> _DIRECTION_: Below are entries; tally how many lines hold the string "text" and answer with only that figure.

> _GIVEN DATA_:
▽
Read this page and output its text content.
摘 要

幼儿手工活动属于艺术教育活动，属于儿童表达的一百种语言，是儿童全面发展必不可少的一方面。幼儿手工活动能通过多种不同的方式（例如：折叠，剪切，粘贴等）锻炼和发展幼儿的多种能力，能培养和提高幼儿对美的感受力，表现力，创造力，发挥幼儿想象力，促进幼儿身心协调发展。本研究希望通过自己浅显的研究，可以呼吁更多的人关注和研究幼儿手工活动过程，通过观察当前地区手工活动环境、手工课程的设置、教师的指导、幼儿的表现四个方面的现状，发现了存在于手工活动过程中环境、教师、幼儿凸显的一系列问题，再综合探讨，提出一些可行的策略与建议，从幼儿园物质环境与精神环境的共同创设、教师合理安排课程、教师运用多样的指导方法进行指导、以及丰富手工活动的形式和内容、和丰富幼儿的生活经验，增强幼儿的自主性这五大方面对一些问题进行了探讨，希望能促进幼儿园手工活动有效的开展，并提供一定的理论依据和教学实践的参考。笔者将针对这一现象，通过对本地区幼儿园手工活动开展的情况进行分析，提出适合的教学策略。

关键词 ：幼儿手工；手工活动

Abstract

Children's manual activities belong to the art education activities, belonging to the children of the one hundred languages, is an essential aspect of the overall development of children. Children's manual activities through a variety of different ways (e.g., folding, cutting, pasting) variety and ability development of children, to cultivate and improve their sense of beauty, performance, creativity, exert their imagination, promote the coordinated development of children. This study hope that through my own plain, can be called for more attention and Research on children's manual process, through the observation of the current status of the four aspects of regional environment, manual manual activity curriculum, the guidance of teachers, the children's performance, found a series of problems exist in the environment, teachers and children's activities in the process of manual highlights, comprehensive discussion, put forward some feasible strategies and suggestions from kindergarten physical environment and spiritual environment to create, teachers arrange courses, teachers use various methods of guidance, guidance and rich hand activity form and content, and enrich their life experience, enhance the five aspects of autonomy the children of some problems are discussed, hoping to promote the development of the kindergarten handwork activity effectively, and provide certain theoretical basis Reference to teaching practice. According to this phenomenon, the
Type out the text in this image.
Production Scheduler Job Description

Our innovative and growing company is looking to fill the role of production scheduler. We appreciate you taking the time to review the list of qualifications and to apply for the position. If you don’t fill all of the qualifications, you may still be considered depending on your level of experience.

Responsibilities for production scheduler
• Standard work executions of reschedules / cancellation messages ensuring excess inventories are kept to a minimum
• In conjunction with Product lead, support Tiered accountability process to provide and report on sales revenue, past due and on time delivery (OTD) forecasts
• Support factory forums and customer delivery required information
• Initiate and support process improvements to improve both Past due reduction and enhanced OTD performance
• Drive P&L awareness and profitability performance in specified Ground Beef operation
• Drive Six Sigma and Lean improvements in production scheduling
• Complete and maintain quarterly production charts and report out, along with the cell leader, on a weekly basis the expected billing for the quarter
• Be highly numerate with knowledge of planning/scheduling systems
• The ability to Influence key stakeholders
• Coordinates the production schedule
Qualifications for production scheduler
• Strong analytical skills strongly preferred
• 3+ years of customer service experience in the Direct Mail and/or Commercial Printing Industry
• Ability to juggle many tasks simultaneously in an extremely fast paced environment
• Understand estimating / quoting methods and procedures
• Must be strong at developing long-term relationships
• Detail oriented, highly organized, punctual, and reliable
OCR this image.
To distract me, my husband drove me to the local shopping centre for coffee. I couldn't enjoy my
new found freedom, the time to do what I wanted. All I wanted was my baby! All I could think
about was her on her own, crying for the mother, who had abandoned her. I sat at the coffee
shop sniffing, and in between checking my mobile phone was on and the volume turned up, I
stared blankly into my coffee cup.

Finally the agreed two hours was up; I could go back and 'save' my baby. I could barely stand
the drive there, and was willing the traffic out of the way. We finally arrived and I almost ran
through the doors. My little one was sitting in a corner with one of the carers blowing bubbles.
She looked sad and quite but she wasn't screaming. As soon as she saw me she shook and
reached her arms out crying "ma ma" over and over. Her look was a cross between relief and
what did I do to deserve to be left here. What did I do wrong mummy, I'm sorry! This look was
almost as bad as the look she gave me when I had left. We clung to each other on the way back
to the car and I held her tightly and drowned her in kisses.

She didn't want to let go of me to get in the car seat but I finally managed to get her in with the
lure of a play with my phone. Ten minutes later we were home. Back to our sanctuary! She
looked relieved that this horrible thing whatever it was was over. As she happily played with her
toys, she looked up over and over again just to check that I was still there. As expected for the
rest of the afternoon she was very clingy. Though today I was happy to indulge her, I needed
△
> _THE RESPONSE_: 2